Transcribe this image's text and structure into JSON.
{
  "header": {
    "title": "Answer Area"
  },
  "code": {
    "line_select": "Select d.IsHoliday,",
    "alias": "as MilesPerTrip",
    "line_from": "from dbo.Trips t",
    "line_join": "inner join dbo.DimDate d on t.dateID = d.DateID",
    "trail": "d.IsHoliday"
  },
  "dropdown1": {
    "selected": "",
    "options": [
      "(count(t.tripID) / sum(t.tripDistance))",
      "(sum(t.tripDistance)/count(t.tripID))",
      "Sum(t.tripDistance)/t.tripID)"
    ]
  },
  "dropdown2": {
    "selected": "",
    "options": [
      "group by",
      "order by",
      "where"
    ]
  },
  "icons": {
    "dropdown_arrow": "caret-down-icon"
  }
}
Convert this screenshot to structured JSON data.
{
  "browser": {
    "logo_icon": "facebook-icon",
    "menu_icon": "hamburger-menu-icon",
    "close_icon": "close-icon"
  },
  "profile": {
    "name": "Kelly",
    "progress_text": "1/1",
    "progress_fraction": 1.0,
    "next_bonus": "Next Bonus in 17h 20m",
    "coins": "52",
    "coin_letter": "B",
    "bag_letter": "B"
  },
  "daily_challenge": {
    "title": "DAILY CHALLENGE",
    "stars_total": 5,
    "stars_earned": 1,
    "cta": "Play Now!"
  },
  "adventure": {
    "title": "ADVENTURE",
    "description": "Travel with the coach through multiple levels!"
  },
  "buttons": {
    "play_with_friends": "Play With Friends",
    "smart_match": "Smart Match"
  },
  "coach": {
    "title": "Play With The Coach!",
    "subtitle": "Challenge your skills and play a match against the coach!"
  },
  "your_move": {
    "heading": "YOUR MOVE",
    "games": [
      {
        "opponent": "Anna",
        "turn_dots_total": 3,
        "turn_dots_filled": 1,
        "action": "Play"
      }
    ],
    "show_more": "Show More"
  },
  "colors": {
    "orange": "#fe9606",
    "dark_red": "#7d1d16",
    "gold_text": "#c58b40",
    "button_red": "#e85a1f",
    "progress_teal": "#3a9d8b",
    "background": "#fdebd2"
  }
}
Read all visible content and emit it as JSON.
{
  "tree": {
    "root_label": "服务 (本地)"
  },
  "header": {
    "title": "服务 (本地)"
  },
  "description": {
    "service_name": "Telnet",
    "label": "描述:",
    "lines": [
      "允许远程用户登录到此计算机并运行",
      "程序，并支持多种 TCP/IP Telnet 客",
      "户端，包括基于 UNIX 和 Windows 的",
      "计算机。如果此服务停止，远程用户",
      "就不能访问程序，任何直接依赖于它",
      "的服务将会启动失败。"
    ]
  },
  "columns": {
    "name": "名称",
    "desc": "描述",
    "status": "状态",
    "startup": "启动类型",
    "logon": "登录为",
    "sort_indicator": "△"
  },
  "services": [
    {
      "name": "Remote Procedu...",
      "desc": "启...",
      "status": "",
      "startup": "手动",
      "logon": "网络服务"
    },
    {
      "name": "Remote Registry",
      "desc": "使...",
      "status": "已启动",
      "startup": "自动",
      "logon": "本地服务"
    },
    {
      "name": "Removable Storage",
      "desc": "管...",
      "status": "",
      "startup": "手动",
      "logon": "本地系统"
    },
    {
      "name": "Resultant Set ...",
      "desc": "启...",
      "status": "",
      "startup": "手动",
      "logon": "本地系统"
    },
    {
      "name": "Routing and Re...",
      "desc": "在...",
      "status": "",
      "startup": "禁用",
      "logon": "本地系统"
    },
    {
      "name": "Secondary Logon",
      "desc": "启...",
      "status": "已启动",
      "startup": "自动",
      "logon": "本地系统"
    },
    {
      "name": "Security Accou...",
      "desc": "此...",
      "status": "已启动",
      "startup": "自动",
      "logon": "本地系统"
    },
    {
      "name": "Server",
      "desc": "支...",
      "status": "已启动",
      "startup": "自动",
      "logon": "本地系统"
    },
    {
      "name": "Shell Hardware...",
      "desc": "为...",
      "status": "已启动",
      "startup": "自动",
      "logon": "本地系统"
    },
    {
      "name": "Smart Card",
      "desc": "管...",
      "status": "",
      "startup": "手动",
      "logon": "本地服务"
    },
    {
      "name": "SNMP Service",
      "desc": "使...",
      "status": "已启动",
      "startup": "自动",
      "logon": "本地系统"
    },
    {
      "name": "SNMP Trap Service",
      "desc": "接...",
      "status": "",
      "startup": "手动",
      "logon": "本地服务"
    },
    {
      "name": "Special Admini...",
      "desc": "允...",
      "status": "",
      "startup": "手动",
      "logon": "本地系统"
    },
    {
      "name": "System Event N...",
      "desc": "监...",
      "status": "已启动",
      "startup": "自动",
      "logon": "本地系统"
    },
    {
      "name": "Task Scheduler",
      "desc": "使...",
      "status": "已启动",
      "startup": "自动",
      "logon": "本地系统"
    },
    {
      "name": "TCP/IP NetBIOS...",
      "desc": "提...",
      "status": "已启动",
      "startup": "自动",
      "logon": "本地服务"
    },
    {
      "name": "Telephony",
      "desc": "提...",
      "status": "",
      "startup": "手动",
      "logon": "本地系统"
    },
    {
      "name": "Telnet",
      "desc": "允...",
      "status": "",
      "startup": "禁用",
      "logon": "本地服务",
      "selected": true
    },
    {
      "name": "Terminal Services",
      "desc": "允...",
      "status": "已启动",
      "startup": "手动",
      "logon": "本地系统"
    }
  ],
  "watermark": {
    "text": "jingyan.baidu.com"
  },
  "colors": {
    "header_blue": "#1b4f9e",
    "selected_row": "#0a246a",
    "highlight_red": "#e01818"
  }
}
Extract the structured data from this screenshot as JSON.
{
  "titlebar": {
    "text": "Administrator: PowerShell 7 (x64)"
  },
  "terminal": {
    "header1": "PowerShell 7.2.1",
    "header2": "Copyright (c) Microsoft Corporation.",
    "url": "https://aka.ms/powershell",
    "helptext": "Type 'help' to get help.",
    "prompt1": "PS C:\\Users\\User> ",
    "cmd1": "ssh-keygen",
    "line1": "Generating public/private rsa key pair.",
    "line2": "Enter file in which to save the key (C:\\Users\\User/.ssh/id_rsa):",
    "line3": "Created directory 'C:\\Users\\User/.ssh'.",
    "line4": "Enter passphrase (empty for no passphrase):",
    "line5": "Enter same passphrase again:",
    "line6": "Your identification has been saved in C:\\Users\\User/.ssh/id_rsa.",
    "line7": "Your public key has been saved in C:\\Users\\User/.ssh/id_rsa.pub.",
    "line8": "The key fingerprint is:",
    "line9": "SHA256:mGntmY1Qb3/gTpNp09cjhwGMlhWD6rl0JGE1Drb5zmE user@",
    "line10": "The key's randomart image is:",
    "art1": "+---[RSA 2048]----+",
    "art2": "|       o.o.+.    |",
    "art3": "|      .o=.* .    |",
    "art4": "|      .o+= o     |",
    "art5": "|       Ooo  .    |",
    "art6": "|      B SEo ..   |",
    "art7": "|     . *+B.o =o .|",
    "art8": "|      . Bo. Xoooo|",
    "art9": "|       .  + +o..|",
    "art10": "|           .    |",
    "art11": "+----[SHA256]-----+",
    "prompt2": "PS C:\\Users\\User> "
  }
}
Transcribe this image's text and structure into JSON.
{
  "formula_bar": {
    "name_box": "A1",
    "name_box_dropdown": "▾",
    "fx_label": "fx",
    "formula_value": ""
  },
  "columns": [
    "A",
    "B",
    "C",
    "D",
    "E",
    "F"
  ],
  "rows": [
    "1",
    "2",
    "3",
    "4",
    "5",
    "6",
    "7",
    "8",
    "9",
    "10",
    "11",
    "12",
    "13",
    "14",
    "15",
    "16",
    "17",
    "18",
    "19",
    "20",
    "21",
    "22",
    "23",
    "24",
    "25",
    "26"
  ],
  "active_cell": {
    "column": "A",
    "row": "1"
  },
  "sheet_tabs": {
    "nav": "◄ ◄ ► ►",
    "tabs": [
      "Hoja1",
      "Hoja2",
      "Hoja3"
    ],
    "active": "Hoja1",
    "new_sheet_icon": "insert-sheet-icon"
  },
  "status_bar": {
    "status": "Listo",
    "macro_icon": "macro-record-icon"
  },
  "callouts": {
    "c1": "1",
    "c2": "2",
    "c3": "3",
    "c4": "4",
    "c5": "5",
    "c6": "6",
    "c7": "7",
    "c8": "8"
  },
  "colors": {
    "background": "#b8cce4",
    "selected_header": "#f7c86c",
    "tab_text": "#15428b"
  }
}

══════════════════════════════

#### Given problem
From the data above, gather every line that includes the word "SNMP".

#### Reply to the task
      "name": "SNMP Service",
      "name": "SNMP Trap Service",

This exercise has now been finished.